• **Goal**
Examine the entries below, count the lines holding the string "ylabel", and respond with the number only.

• **Provided information**

◆ ◆ ◆ ◆

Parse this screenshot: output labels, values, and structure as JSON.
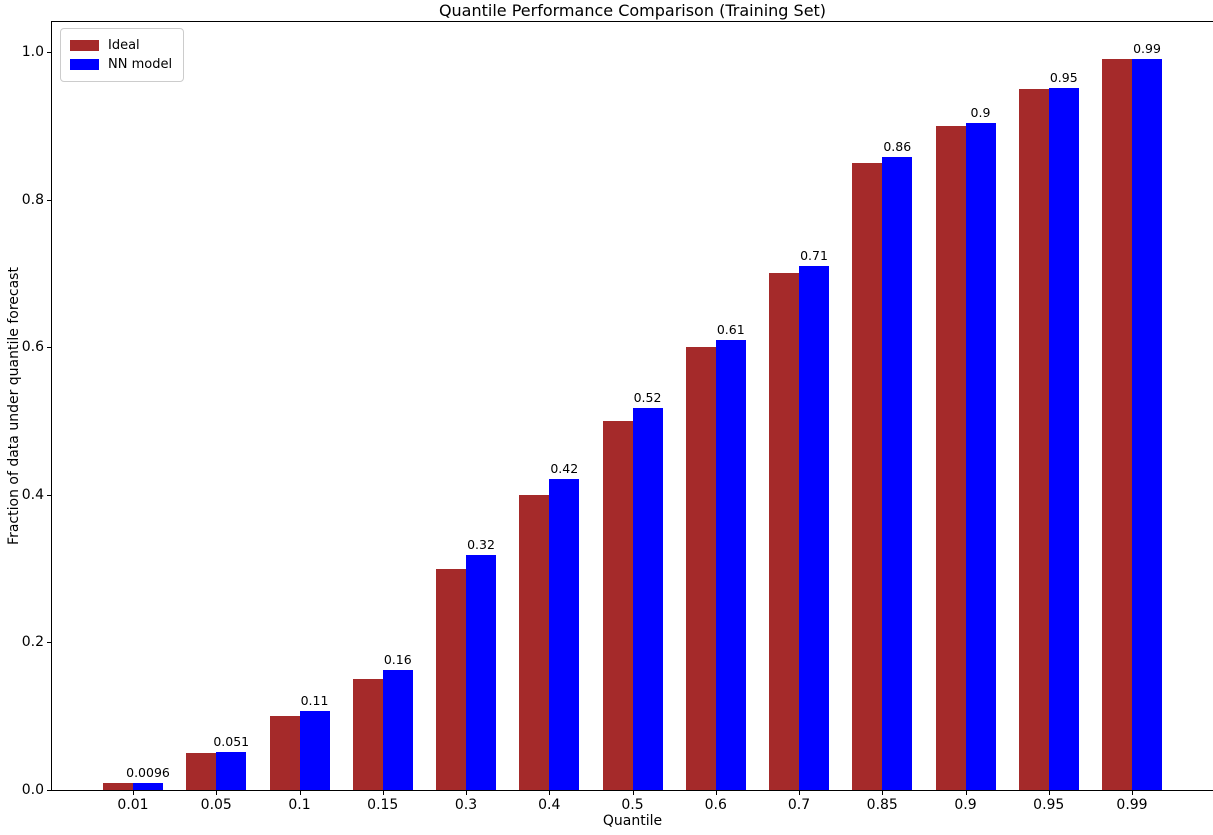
{
  "title": "Quantile Performance Comparison (Training Set)",
  "colors": {
    "ideal": "#a52a2a",
    "nn_model": "#0000ff",
    "axis": "#000000",
    "background": "#ffffff",
    "legend_border": "#cccccc"
  },
  "legend": {
    "items": [
      {
        "label": "Ideal",
        "color": "#a52a2a"
      },
      {
        "label": "NN model",
        "color": "#0000ff"
      }
    ]
  },
  "chart_data": {
    "type": "bar",
    "title": "Quantile Performance Comparison (Training Set)",
    "xlabel": "Quantile",
    "ylabel": "Fraction of data under quantile forecast",
    "categories": [
      "0.01",
      "0.05",
      "0.1",
      "0.15",
      "0.3",
      "0.4",
      "0.5",
      "0.6",
      "0.7",
      "0.85",
      "0.9",
      "0.95",
      "0.99"
    ],
    "series": [
      {
        "name": "Ideal",
        "color": "#a52a2a",
        "values": [
          0.01,
          0.05,
          0.1,
          0.15,
          0.3,
          0.4,
          0.5,
          0.6,
          0.7,
          0.85,
          0.9,
          0.95,
          0.99
        ]
      },
      {
        "name": "NN model",
        "color": "#0000ff",
        "values": [
          0.0096,
          0.051,
          0.107,
          0.163,
          0.318,
          0.421,
          0.517,
          0.61,
          0.71,
          0.858,
          0.904,
          0.951,
          0.99
        ]
      }
    ],
    "bar_labels": [
      "0.0096",
      "0.051",
      "0.11",
      "0.16",
      "0.32",
      "0.42",
      "0.52",
      "0.61",
      "0.71",
      "0.86",
      "0.9",
      "0.95",
      "0.99"
    ],
    "yticks": [
      "0.0",
      "0.2",
      "0.4",
      "0.6",
      "0.8",
      "1.0"
    ],
    "ylim": [
      0,
      1.04
    ],
    "grid": false,
    "legend_position": "upper left"
  }
}
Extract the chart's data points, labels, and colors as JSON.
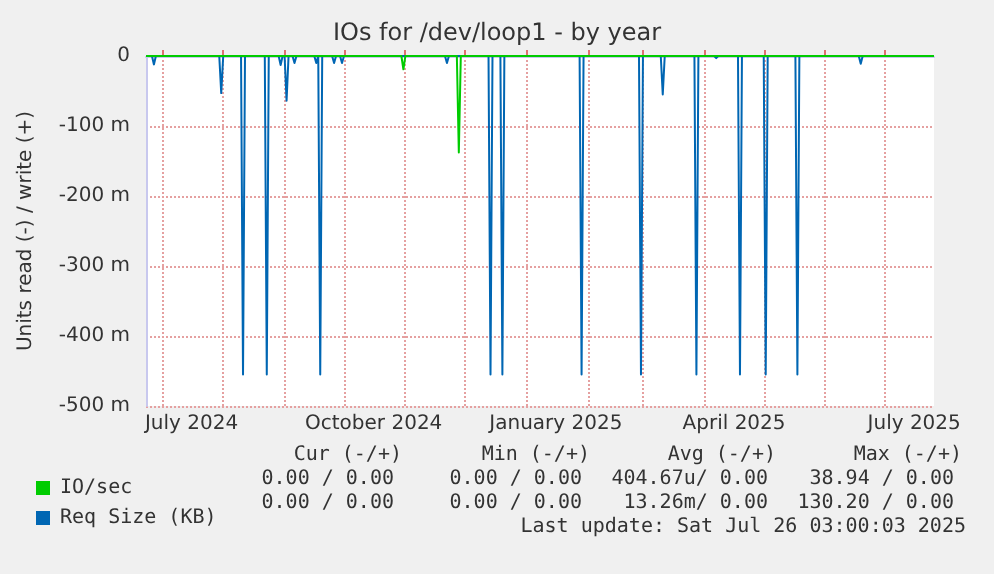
{
  "chart_data": {
    "type": "line",
    "title": "IOs for /dev/loop1 - by year",
    "ylabel": "Units read (-) / write (+)",
    "xlim": [
      "2024-06-23",
      "2025-07-26"
    ],
    "xticks": [
      {
        "value": "2024-07-01",
        "label": null
      },
      {
        "value": "2024-07-16",
        "label": "July 2024"
      },
      {
        "value": "2024-08-01",
        "label": null
      },
      {
        "value": "2024-09-01",
        "label": null
      },
      {
        "value": "2024-10-01",
        "label": null
      },
      {
        "value": "2024-10-16",
        "label": "October 2024"
      },
      {
        "value": "2024-11-01",
        "label": null
      },
      {
        "value": "2024-12-01",
        "label": null
      },
      {
        "value": "2025-01-01",
        "label": null
      },
      {
        "value": "2025-01-16",
        "label": "January 2025"
      },
      {
        "value": "2025-02-01",
        "label": null
      },
      {
        "value": "2025-03-01",
        "label": null
      },
      {
        "value": "2025-04-01",
        "label": null
      },
      {
        "value": "2025-04-16",
        "label": "April 2025"
      },
      {
        "value": "2025-05-01",
        "label": null
      },
      {
        "value": "2025-06-01",
        "label": null
      },
      {
        "value": "2025-07-01",
        "label": null
      },
      {
        "value": "2025-07-16",
        "label": "July 2025"
      }
    ],
    "ylim": [
      -500,
      0
    ],
    "yticks": [
      {
        "value": -500,
        "label": "-500 m"
      },
      {
        "value": -400,
        "label": "-400 m"
      },
      {
        "value": -300,
        "label": "-300 m"
      },
      {
        "value": -200,
        "label": "-200 m"
      },
      {
        "value": -100,
        "label": "-100 m"
      },
      0
    ],
    "grid": true,
    "legend": "bottom left",
    "series": [
      {
        "name": "Req Size (KB)",
        "color": "#0066b3",
        "x": [
          "2024-06-23",
          "2024-06-26",
          "2024-06-27",
          "2024-06-28",
          "2024-07-30",
          "2024-07-31",
          "2024-08-01",
          "2024-08-10",
          "2024-08-11",
          "2024-08-12",
          "2024-08-22",
          "2024-08-23",
          "2024-08-24",
          "2024-08-29",
          "2024-08-30",
          "2024-08-31",
          "2024-09-01",
          "2024-09-02",
          "2024-09-03",
          "2024-09-05",
          "2024-09-06",
          "2024-09-07",
          "2024-09-16",
          "2024-09-17",
          "2024-09-18",
          "2024-09-19",
          "2024-09-20",
          "2024-09-25",
          "2024-09-26",
          "2024-09-27",
          "2024-09-29",
          "2024-09-30",
          "2024-10-01",
          "2024-11-21",
          "2024-11-22",
          "2024-11-23",
          "2024-12-13",
          "2024-12-14",
          "2024-12-15",
          "2024-12-19",
          "2024-12-20",
          "2024-12-21",
          "2025-01-28",
          "2025-01-29",
          "2025-01-30",
          "2025-02-27",
          "2025-02-28",
          "2025-03-01",
          "2025-03-10",
          "2025-03-11",
          "2025-03-12",
          "2025-03-27",
          "2025-03-28",
          "2025-03-29",
          "2025-04-06",
          "2025-04-07",
          "2025-04-08",
          "2025-04-18",
          "2025-04-19",
          "2025-04-20",
          "2025-05-01",
          "2025-05-02",
          "2025-05-03",
          "2025-05-17",
          "2025-05-18",
          "2025-05-19",
          "2025-06-18",
          "2025-06-19",
          "2025-06-20",
          "2025-07-26"
        ],
        "values": [
          0,
          0,
          -12,
          0,
          0,
          -53,
          0,
          0,
          -455,
          0,
          0,
          -455,
          0,
          0,
          -13,
          0,
          0,
          -64,
          0,
          0,
          -10,
          0,
          0,
          -10,
          0,
          -455,
          0,
          0,
          -10,
          0,
          0,
          -10,
          0,
          0,
          -10,
          0,
          0,
          -455,
          0,
          0,
          -455,
          0,
          0,
          -455,
          0,
          0,
          -455,
          0,
          0,
          -55,
          0,
          0,
          -455,
          0,
          0,
          -3,
          0,
          0,
          -455,
          0,
          0,
          -455,
          0,
          0,
          -455,
          0,
          0,
          -11,
          0,
          0
        ]
      },
      {
        "name": "IO/sec",
        "color": "#00cc00",
        "x": [
          "2024-06-23",
          "2024-10-30",
          "2024-10-31",
          "2024-11-01",
          "2024-11-27",
          "2024-11-28",
          "2024-11-29",
          "2025-07-26"
        ],
        "values": [
          0,
          0,
          -19,
          0,
          0,
          -138,
          0,
          0
        ]
      }
    ],
    "annotations": [
      "Cur (-/+)",
      "Min (-/+)",
      "Avg (-/+)",
      "Max (-/+)",
      "0.00 / 0.00",
      "0.00 / 0.00",
      "404.67u/ 0.00",
      "38.94 / 0.00",
      "0.00 / 0.00",
      "0.00 / 0.00",
      "13.26m/ 0.00",
      "130.20 / 0.00",
      "Last update: Sat Jul 26 03:00:03 2025"
    ]
  }
}
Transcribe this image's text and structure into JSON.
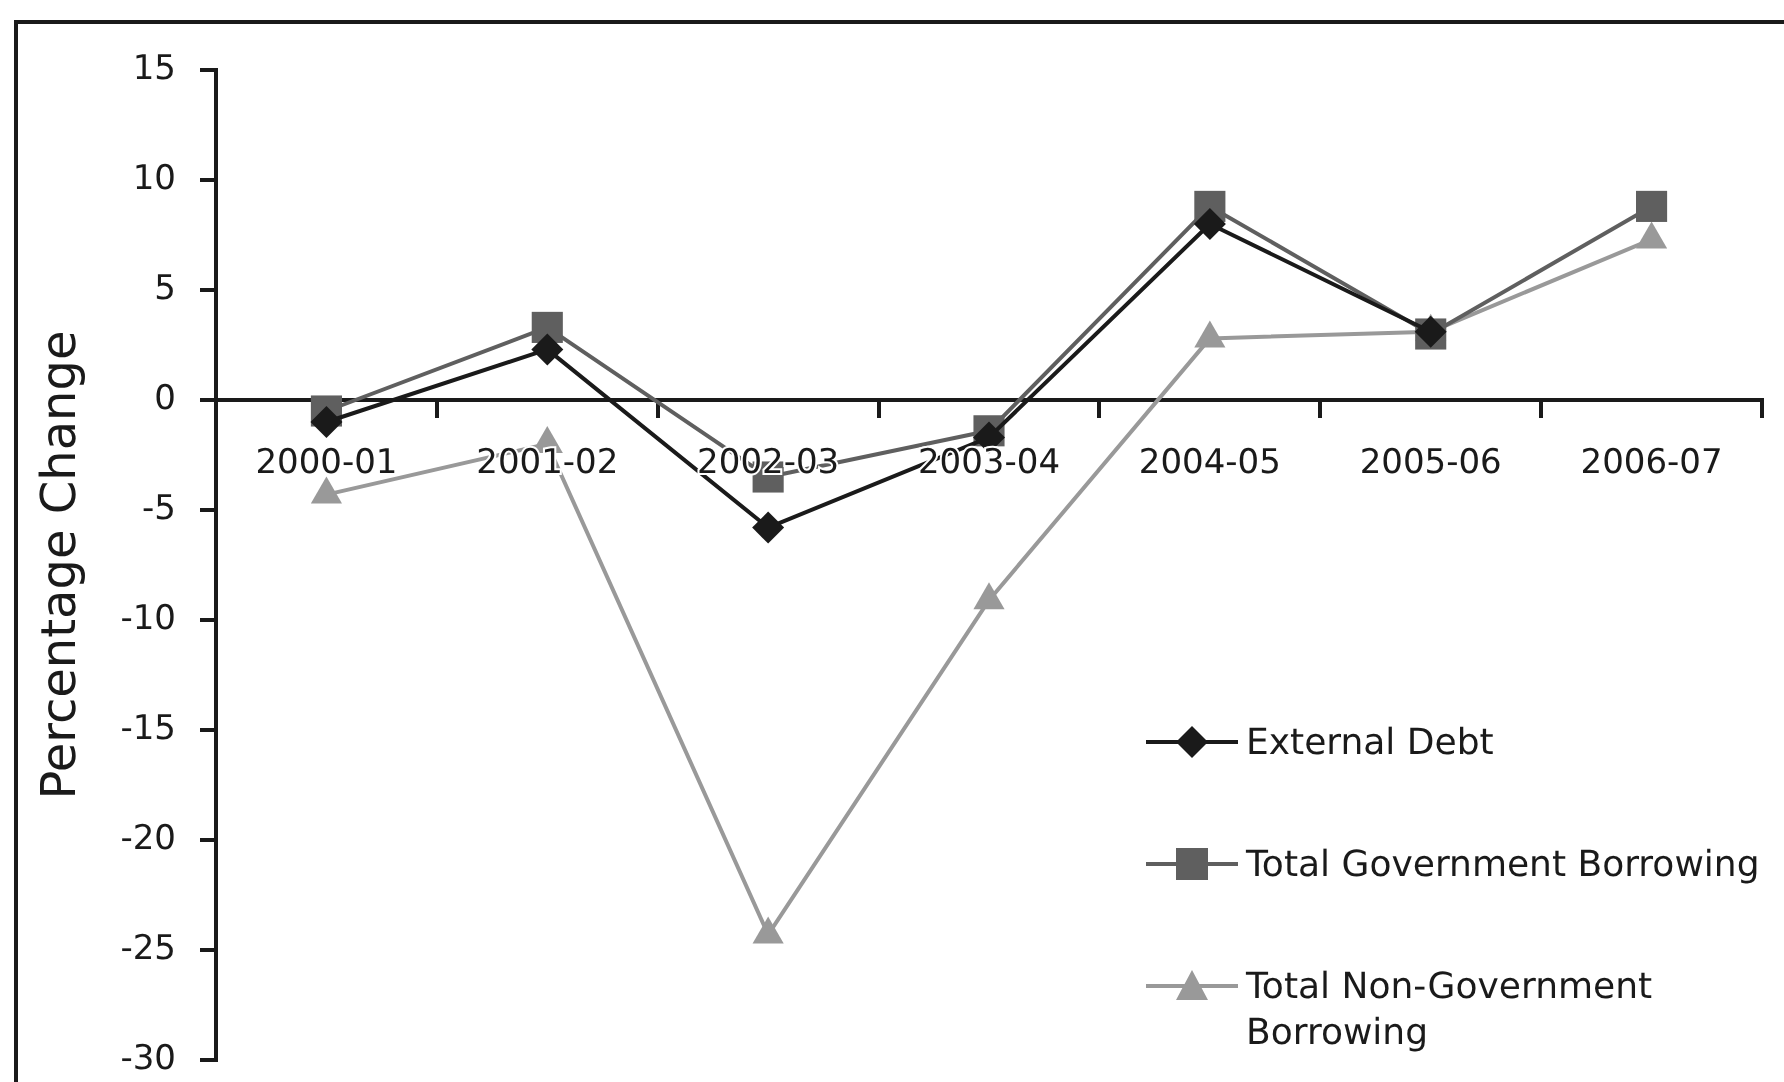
{
  "chart_data": {
    "type": "line",
    "ylabel": "Percentage Change",
    "categories": [
      "2000-01",
      "2001-02",
      "2002-03",
      "2003-04",
      "2004-05",
      "2005-06",
      "2006-07"
    ],
    "series": [
      {
        "name": "External Debt",
        "color": "#1a1a1a",
        "marker": "diamond",
        "values": [
          -1.0,
          2.3,
          -5.8,
          -1.7,
          8.0,
          3.1,
          null
        ]
      },
      {
        "name": "Total Government Borrowing",
        "color": "#5f5f5f",
        "marker": "square",
        "values": [
          -0.5,
          3.3,
          -3.5,
          -1.4,
          8.8,
          3.0,
          8.8
        ]
      },
      {
        "name": "Total Non-Government Borrowing",
        "color": "#999999",
        "marker": "triangle",
        "values": [
          -4.3,
          -2.0,
          -24.3,
          -9.1,
          2.8,
          3.1,
          7.3
        ]
      }
    ],
    "ylim": [
      -30,
      15
    ],
    "yticks": [
      -30,
      -25,
      -20,
      -15,
      -10,
      -5,
      0,
      5,
      10,
      15
    ],
    "grid": false,
    "legend": "bottom right",
    "line_style": "solid"
  }
}
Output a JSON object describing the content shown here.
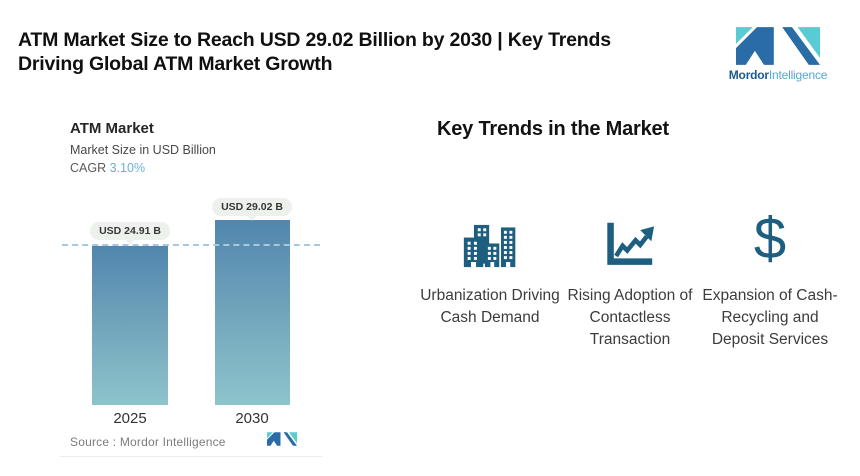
{
  "header": {
    "title_line1": "ATM Market Size to Reach USD 29.02 Billion by 2030 | Key Trends",
    "title_line2": "Driving Global ATM Market Growth",
    "brand": {
      "name_bold": "Mordor",
      "name_light": "Intelligence"
    }
  },
  "chart_data": {
    "type": "bar",
    "title": "ATM Market",
    "subtitle": "Market Size in USD Billion",
    "cagr_label": "CAGR",
    "cagr_value": "3.10%",
    "categories": [
      "2025",
      "2030"
    ],
    "values": [
      24.91,
      29.02
    ],
    "data_labels": [
      "USD 24.91 B",
      "USD 29.02 B"
    ],
    "unit": "USD Billion",
    "ylim": [
      0,
      33
    ],
    "grid": false,
    "reference_line_at": 24.91,
    "source": "Source :  Mordor Intelligence"
  },
  "trends": {
    "heading": "Key Trends in the Market",
    "items": [
      {
        "icon": "city-buildings-icon",
        "label": "Urbanization Driving Cash Demand"
      },
      {
        "icon": "growth-chart-icon",
        "label": "Rising Adoption of Contactless Transaction"
      },
      {
        "icon": "dollar-sign-icon",
        "label": "Expansion of Cash-Recycling and Deposit Services"
      }
    ]
  },
  "colors": {
    "trend_icon": "#1E5F80",
    "bar_gradient_top": "#5186AE",
    "bar_gradient_bottom": "#8DC4CB",
    "dashed_line": "#A7C9E0",
    "cagr_value": "#6CB0DC",
    "label_pill_bg": "#EDF1EC",
    "logo_navy": "#2A6CA5",
    "logo_teal": "#59CBD3",
    "brand_text_bold": "#1D5A8C",
    "brand_text_light": "#56A7D5"
  }
}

◆ ◆ ◆ ◆

• **Worked answer**
3